Collected data entries
--- Start ---

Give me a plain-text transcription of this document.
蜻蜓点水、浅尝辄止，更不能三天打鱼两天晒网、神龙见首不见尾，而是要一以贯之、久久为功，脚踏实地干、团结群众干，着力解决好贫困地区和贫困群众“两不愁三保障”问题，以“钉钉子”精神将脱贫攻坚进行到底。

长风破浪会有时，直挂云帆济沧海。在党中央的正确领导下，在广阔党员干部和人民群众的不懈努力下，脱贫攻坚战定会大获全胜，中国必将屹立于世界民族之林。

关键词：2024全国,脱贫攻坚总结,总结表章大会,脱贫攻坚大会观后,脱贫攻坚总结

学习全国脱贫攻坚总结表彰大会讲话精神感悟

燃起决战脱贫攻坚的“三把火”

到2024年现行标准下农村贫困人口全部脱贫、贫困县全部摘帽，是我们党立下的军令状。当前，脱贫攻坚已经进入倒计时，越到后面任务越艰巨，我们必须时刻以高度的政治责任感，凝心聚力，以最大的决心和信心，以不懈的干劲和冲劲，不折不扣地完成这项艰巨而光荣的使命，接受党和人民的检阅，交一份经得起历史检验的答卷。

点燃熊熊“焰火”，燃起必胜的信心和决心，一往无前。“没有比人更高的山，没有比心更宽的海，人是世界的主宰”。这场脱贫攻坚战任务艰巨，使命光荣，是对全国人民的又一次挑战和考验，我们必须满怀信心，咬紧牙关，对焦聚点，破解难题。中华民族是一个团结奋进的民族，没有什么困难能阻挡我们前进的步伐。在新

--- End ---

Written request: Please set down all the data word for word.

Answer below:
Give me a plain-text transcription of this document.
蜻蜓点水、浅尝辄止，更不能三天打鱼两天晒网、神龙见首不见尾，而是要一以贯之、久久为功，脚踏实地干、团结群众干，着力解决好贫困地区和贫困群众“两不愁三保障”问题，以“钉钉子”精神将脱贫攻坚进行到底。

长风破浪会有时，直挂云帆济沧海。在党中央的正确领导下，在广阔党员干部和人民群众的不懈努力下，脱贫攻坚战定会大获全胜，中国必将屹立于世界民族之林。

关键词：2024全国,脱贫攻坚总结,总结表章大会,脱贫攻坚大会观后,脱贫攻坚总结

学习全国脱贫攻坚总结表彰大会讲话精神感悟

燃起决战脱贫攻坚的“三把火”

到2024年现行标准下农村贫困人口全部脱贫、贫困县全部摘帽，是我们党立下的军令状。当前，脱贫攻坚已经进入倒计时，越到后面任务越艰巨，我们必须时刻以高度的政治责任感，凝心聚力，以最大的决心和信心，以不懈的干劲和冲劲，不折不扣地完成这项艰巨而光荣的使命，接受党和人民的检阅，交一份经得起历史检验的答卷。

点燃熊熊“焰火”，燃起必胜的信心和决心，一往无前。“没有比人更高的山，没有比心更宽的海，人是世界的主宰”。这场脱贫攻坚战任务艰巨，使命光荣，是对全国人民的又一次挑战和考验，我们必须满怀信心，咬紧牙关，对焦聚点，破解难题。中华民族是一个团结奋进的民族，没有什么困难能阻挡我们前进的步伐。在新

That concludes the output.